___ INPUT FOR THIS TASK ___

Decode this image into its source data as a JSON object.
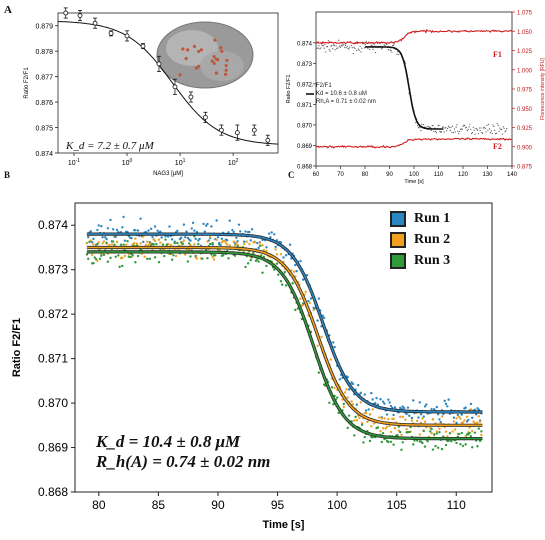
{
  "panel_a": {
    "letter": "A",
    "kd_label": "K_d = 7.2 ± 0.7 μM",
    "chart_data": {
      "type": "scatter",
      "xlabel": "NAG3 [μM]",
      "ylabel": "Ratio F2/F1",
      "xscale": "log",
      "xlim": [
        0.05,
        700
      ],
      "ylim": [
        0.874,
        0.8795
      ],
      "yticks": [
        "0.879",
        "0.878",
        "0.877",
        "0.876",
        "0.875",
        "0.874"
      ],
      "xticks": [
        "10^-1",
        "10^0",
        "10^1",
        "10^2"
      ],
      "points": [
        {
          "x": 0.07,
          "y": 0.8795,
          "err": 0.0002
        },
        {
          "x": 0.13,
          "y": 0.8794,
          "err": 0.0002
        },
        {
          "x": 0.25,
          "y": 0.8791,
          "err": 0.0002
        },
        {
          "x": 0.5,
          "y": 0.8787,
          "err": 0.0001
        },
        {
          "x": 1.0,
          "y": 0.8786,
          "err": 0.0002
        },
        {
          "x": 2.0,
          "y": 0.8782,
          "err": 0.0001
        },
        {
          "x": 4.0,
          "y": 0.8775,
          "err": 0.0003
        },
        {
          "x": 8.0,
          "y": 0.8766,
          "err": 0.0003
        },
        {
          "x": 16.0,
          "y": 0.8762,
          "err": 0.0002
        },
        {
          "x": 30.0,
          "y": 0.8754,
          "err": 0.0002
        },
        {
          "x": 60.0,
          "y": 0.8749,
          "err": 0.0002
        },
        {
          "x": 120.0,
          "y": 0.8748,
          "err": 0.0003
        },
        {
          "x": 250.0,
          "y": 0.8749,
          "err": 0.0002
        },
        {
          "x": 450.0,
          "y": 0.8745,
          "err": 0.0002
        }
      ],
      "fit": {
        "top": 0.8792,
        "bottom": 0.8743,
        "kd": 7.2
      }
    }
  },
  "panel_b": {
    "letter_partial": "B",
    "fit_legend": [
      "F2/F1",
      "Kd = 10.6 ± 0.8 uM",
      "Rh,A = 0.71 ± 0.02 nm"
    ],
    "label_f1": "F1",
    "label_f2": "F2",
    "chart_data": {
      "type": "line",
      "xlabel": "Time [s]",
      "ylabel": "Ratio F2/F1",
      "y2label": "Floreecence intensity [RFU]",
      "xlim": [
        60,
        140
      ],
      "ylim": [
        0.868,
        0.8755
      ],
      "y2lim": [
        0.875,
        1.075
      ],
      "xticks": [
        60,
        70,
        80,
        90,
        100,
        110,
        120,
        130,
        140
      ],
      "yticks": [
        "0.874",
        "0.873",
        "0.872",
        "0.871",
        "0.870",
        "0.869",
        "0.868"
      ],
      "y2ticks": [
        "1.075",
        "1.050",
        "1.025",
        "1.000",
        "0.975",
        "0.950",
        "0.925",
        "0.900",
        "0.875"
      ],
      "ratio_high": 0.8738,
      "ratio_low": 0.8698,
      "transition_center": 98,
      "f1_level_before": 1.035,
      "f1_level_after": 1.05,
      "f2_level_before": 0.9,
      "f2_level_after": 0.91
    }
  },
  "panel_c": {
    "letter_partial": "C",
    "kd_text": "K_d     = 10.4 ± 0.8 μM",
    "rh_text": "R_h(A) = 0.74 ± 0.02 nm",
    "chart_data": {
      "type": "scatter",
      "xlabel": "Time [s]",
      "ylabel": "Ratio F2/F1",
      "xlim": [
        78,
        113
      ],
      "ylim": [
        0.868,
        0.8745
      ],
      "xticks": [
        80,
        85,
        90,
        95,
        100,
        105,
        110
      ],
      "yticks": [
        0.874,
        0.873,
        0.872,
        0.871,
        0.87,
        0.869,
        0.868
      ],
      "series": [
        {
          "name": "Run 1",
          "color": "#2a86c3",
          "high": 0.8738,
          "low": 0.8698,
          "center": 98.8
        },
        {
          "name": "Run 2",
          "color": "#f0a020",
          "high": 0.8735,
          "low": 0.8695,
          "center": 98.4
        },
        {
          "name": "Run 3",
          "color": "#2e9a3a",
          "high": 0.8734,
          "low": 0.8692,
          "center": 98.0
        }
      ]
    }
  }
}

___

Repeat each entry exactly as it appears; skip any picture.

IN RESPONSE
Decode this image into its source data as a JSON object.
{
  "panel_a": {
    "letter": "A",
    "kd_label": "K_d = 7.2 ± 0.7 μM",
    "chart_data": {
      "type": "scatter",
      "xlabel": "NAG3 [μM]",
      "ylabel": "Ratio F2/F1",
      "xscale": "log",
      "xlim": [
        0.05,
        700
      ],
      "ylim": [
        0.874,
        0.8795
      ],
      "yticks": [
        "0.879",
        "0.878",
        "0.877",
        "0.876",
        "0.875",
        "0.874"
      ],
      "xticks": [
        "10^-1",
        "10^0",
        "10^1",
        "10^2"
      ],
      "points": [
        {
          "x": 0.07,
          "y": 0.8795,
          "err": 0.0002
        },
        {
          "x": 0.13,
          "y": 0.8794,
          "err": 0.0002
        },
        {
          "x": 0.25,
          "y": 0.8791,
          "err": 0.0002
        },
        {
          "x": 0.5,
          "y": 0.8787,
          "err": 0.0001
        },
        {
          "x": 1.0,
          "y": 0.8786,
          "err": 0.0002
        },
        {
          "x": 2.0,
          "y": 0.8782,
          "err": 0.0001
        },
        {
          "x": 4.0,
          "y": 0.8775,
          "err": 0.0003
        },
        {
          "x": 8.0,
          "y": 0.8766,
          "err": 0.0003
        },
        {
          "x": 16.0,
          "y": 0.8762,
          "err": 0.0002
        },
        {
          "x": 30.0,
          "y": 0.8754,
          "err": 0.0002
        },
        {
          "x": 60.0,
          "y": 0.8749,
          "err": 0.0002
        },
        {
          "x": 120.0,
          "y": 0.8748,
          "err": 0.0003
        },
        {
          "x": 250.0,
          "y": 0.8749,
          "err": 0.0002
        },
        {
          "x": 450.0,
          "y": 0.8745,
          "err": 0.0002
        }
      ],
      "fit": {
        "top": 0.8792,
        "bottom": 0.8743,
        "kd": 7.2
      }
    }
  },
  "panel_b": {
    "letter_partial": "B",
    "fit_legend": [
      "F2/F1",
      "Kd = 10.6 ± 0.8 uM",
      "Rh,A = 0.71 ± 0.02 nm"
    ],
    "label_f1": "F1",
    "label_f2": "F2",
    "chart_data": {
      "type": "line",
      "xlabel": "Time [s]",
      "ylabel": "Ratio F2/F1",
      "y2label": "Floreecence intensity [RFU]",
      "xlim": [
        60,
        140
      ],
      "ylim": [
        0.868,
        0.8755
      ],
      "y2lim": [
        0.875,
        1.075
      ],
      "xticks": [
        60,
        70,
        80,
        90,
        100,
        110,
        120,
        130,
        140
      ],
      "yticks": [
        "0.874",
        "0.873",
        "0.872",
        "0.871",
        "0.870",
        "0.869",
        "0.868"
      ],
      "y2ticks": [
        "1.075",
        "1.050",
        "1.025",
        "1.000",
        "0.975",
        "0.950",
        "0.925",
        "0.900",
        "0.875"
      ],
      "ratio_high": 0.8738,
      "ratio_low": 0.8698,
      "transition_center": 98,
      "f1_level_before": 1.035,
      "f1_level_after": 1.05,
      "f2_level_before": 0.9,
      "f2_level_after": 0.91
    }
  },
  "panel_c": {
    "letter_partial": "C",
    "kd_text": "K_d     = 10.4 ± 0.8 μM",
    "rh_text": "R_h(A) = 0.74 ± 0.02 nm",
    "chart_data": {
      "type": "scatter",
      "xlabel": "Time [s]",
      "ylabel": "Ratio F2/F1",
      "xlim": [
        78,
        113
      ],
      "ylim": [
        0.868,
        0.8745
      ],
      "xticks": [
        80,
        85,
        90,
        95,
        100,
        105,
        110
      ],
      "yticks": [
        0.874,
        0.873,
        0.872,
        0.871,
        0.87,
        0.869,
        0.868
      ],
      "series": [
        {
          "name": "Run 1",
          "color": "#2a86c3",
          "high": 0.8738,
          "low": 0.8698,
          "center": 98.8
        },
        {
          "name": "Run 2",
          "color": "#f0a020",
          "high": 0.8735,
          "low": 0.8695,
          "center": 98.4
        },
        {
          "name": "Run 3",
          "color": "#2e9a3a",
          "high": 0.8734,
          "low": 0.8692,
          "center": 98.0
        }
      ]
    }
  }
}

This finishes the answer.